- DATASET CONTENT -
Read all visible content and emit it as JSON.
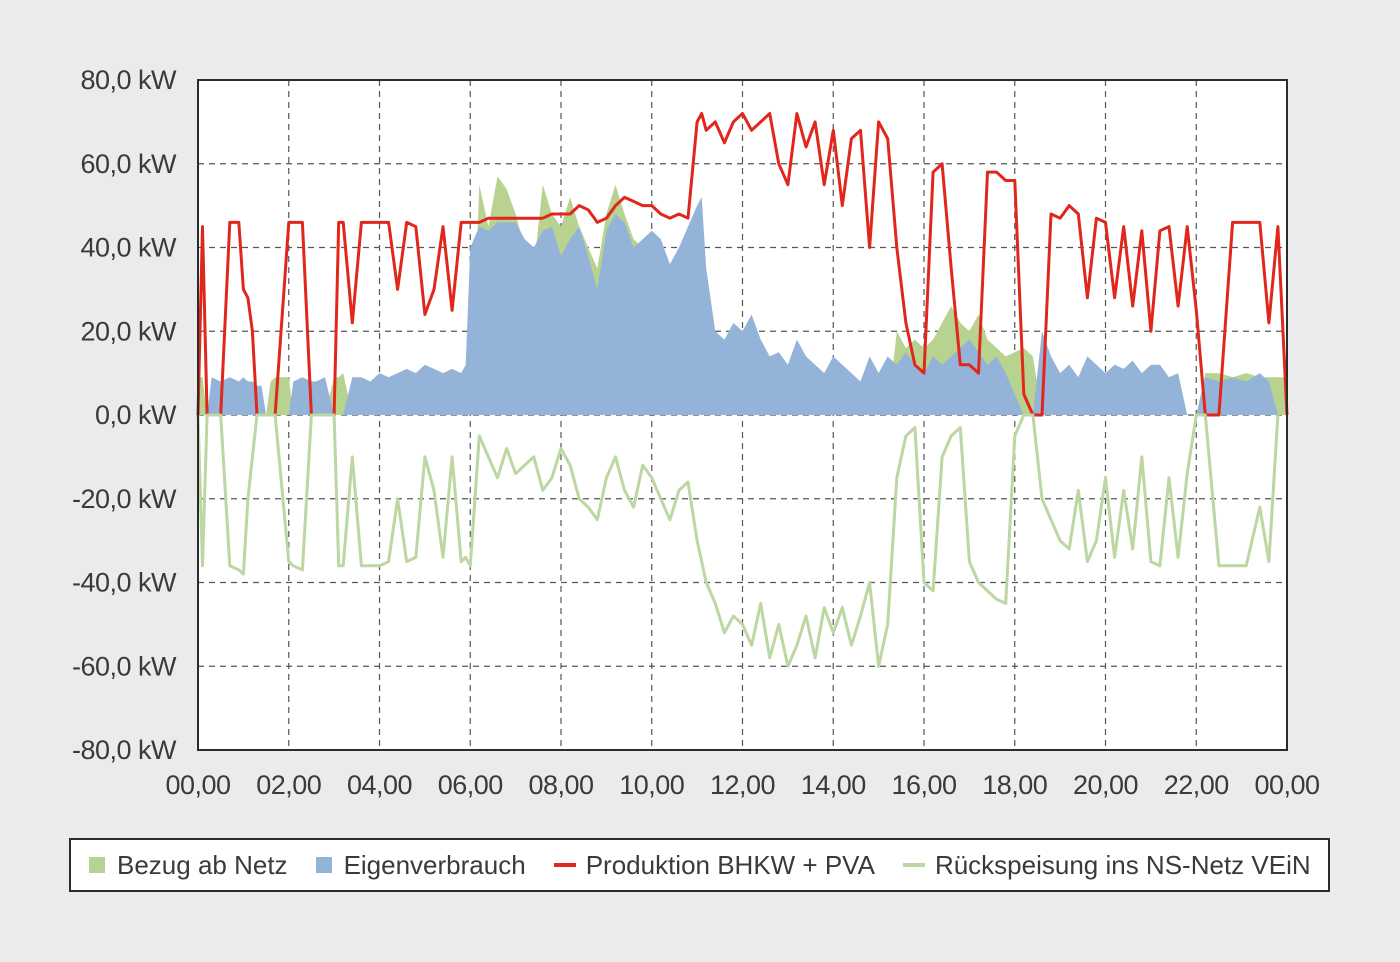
{
  "chart_data": {
    "type": "area",
    "title": "",
    "xlabel": "",
    "ylabel": "",
    "ylim": [
      -80,
      80
    ],
    "xlim": [
      0,
      24
    ],
    "x_tick_labels": [
      "00,00",
      "02,00",
      "04,00",
      "06,00",
      "08,00",
      "10,00",
      "12,00",
      "14,00",
      "16,00",
      "18,00",
      "20,00",
      "22,00",
      "00,00"
    ],
    "y_tick_labels": [
      "80,0 kW",
      "60,0 kW",
      "40,0 kW",
      "20,0 kW",
      "0,0 kW",
      "-20,0 kW",
      "-40,0 kW",
      "-60,0 kW",
      "-80,0 kW"
    ],
    "grid": true,
    "legend_position": "bottom",
    "x_hours": [
      0,
      0.1,
      0.2,
      0.3,
      0.5,
      0.7,
      0.9,
      1.0,
      1.1,
      1.2,
      1.3,
      1.4,
      1.5,
      1.6,
      1.7,
      2.0,
      2.1,
      2.3,
      2.5,
      2.6,
      2.8,
      3.0,
      3.1,
      3.2,
      3.4,
      3.6,
      3.8,
      4.0,
      4.2,
      4.4,
      4.6,
      4.8,
      5.0,
      5.2,
      5.4,
      5.6,
      5.8,
      5.9,
      6.0,
      6.2,
      6.4,
      6.6,
      6.8,
      7.0,
      7.2,
      7.4,
      7.6,
      7.8,
      8.0,
      8.2,
      8.4,
      8.6,
      8.8,
      9.0,
      9.2,
      9.4,
      9.6,
      9.8,
      10.0,
      10.2,
      10.4,
      10.6,
      10.8,
      11.0,
      11.1,
      11.2,
      11.4,
      11.6,
      11.8,
      12.0,
      12.2,
      12.4,
      12.6,
      12.8,
      13.0,
      13.2,
      13.4,
      13.6,
      13.8,
      14.0,
      14.2,
      14.4,
      14.6,
      14.8,
      15.0,
      15.2,
      15.4,
      15.6,
      15.8,
      16.0,
      16.2,
      16.4,
      16.6,
      16.8,
      17.0,
      17.2,
      17.4,
      17.6,
      17.8,
      18.0,
      18.2,
      18.4,
      18.6,
      18.8,
      19.0,
      19.2,
      19.4,
      19.6,
      19.8,
      20.0,
      20.2,
      20.4,
      20.6,
      20.8,
      21.0,
      21.2,
      21.4,
      21.6,
      21.8,
      22.0,
      22.2,
      22.5,
      22.8,
      23.1,
      23.4,
      23.6,
      23.8,
      24.0
    ],
    "series": [
      {
        "name": "Bezug ab Netz",
        "color": "#b8d38f",
        "style": "area",
        "values": [
          9,
          9,
          0,
          0,
          0,
          0,
          0,
          0,
          0,
          0,
          0,
          0,
          0,
          8,
          9,
          9,
          0,
          0,
          0,
          0,
          0,
          9,
          9,
          10,
          0,
          0,
          0,
          0,
          0,
          0,
          0,
          0,
          0,
          0,
          0,
          0,
          0,
          0,
          0,
          55,
          45,
          57,
          54,
          48,
          40,
          35,
          55,
          48,
          45,
          52,
          45,
          40,
          35,
          48,
          55,
          48,
          42,
          40,
          44,
          38,
          30,
          40,
          35,
          0,
          0,
          0,
          0,
          0,
          0,
          0,
          0,
          0,
          0,
          0,
          0,
          0,
          0,
          0,
          0,
          0,
          0,
          0,
          0,
          0,
          0,
          0,
          20,
          16,
          18,
          16,
          18,
          22,
          26,
          22,
          20,
          24,
          18,
          16,
          14,
          15,
          16,
          14,
          0,
          0,
          0,
          0,
          0,
          0,
          0,
          0,
          0,
          0,
          0,
          0,
          0,
          0,
          0,
          0,
          0,
          0,
          10,
          10,
          9,
          10,
          9,
          9,
          9,
          9
        ]
      },
      {
        "name": "Eigenverbrauch",
        "color": "#93b3d8",
        "style": "area",
        "values": [
          0,
          0,
          0,
          9,
          8,
          9,
          8,
          9,
          8,
          8,
          7,
          7,
          0,
          0,
          0,
          0,
          8,
          9,
          8,
          8,
          9,
          0,
          0,
          0,
          9,
          9,
          8,
          10,
          9,
          10,
          11,
          10,
          12,
          11,
          10,
          11,
          10,
          12,
          40,
          45,
          44,
          46,
          46,
          46,
          42,
          40,
          44,
          45,
          38,
          42,
          45,
          38,
          30,
          44,
          48,
          46,
          40,
          42,
          44,
          42,
          36,
          40,
          45,
          50,
          52,
          35,
          20,
          18,
          22,
          20,
          24,
          18,
          14,
          15,
          12,
          18,
          14,
          12,
          10,
          14,
          12,
          10,
          8,
          14,
          10,
          14,
          12,
          15,
          12,
          10,
          14,
          12,
          14,
          16,
          18,
          15,
          12,
          14,
          10,
          5,
          0,
          0,
          20,
          14,
          10,
          12,
          9,
          14,
          12,
          10,
          12,
          11,
          13,
          10,
          12,
          12,
          9,
          10,
          0,
          0,
          9,
          8,
          9,
          8,
          10,
          8,
          0
        ]
      },
      {
        "name": "Produktion BHKW + PVA",
        "color": "#e1261c",
        "style": "line",
        "values": [
          0,
          45,
          0,
          0,
          0,
          46,
          46,
          30,
          28,
          20,
          0,
          0,
          0,
          0,
          0,
          46,
          46,
          46,
          0,
          0,
          0,
          0,
          46,
          46,
          22,
          46,
          46,
          46,
          46,
          30,
          46,
          45,
          24,
          30,
          45,
          25,
          46,
          46,
          46,
          46,
          47,
          47,
          47,
          47,
          47,
          47,
          47,
          48,
          48,
          48,
          50,
          49,
          46,
          47,
          50,
          52,
          51,
          50,
          50,
          48,
          47,
          48,
          47,
          70,
          72,
          68,
          70,
          65,
          70,
          72,
          68,
          70,
          72,
          60,
          55,
          72,
          64,
          70,
          55,
          68,
          50,
          66,
          68,
          40,
          70,
          66,
          40,
          22,
          12,
          10,
          58,
          60,
          35,
          12,
          12,
          10,
          58,
          58,
          56,
          56,
          5,
          0,
          0,
          48,
          47,
          50,
          48,
          28,
          47,
          46,
          28,
          45,
          26,
          44,
          20,
          44,
          45,
          26,
          45,
          25,
          0,
          0,
          46,
          46,
          46,
          22,
          45,
          0
        ]
      },
      {
        "name": "Rückspeisung ins NS-Netz VEiN",
        "color": "#bcd7a2",
        "style": "line",
        "values": [
          0,
          -36,
          0,
          0,
          0,
          -36,
          -37,
          -38,
          -20,
          -10,
          0,
          0,
          0,
          0,
          0,
          -35,
          -36,
          -37,
          0,
          0,
          0,
          0,
          -36,
          -36,
          -10,
          -36,
          -36,
          -36,
          -35,
          -20,
          -35,
          -34,
          -10,
          -18,
          -34,
          -10,
          -35,
          -34,
          -36,
          -5,
          -10,
          -15,
          -8,
          -14,
          -12,
          -10,
          -18,
          -15,
          -8,
          -12,
          -20,
          -22,
          -25,
          -15,
          -10,
          -18,
          -22,
          -12,
          -15,
          -20,
          -25,
          -18,
          -16,
          -30,
          -35,
          -40,
          -45,
          -52,
          -48,
          -50,
          -55,
          -45,
          -58,
          -50,
          -60,
          -55,
          -48,
          -58,
          -46,
          -52,
          -46,
          -55,
          -48,
          -40,
          -60,
          -50,
          -15,
          -5,
          -3,
          -40,
          -42,
          -10,
          -5,
          -3,
          -35,
          -40,
          -42,
          -44,
          -45,
          -5,
          0,
          0,
          -20,
          -25,
          -30,
          -32,
          -18,
          -35,
          -30,
          -15,
          -34,
          -18,
          -32,
          -10,
          -35,
          -36,
          -15,
          -34,
          -14,
          0,
          0,
          -36,
          -36,
          -36,
          -22,
          -35,
          0
        ]
      }
    ]
  },
  "legend": {
    "items": [
      "Bezug ab Netz",
      "Eigenverbrauch",
      "Produktion BHKW + PVA",
      "Rückspeisung ins NS-Netz VEiN"
    ]
  }
}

- SHORT EXERCISE -
Search the data above for the word "Produktion", then gather each line in which it appears.

- SOLVED EXERCISE -
        "name": "Produktion BHKW + PVA",
      "Produktion BHKW + PVA",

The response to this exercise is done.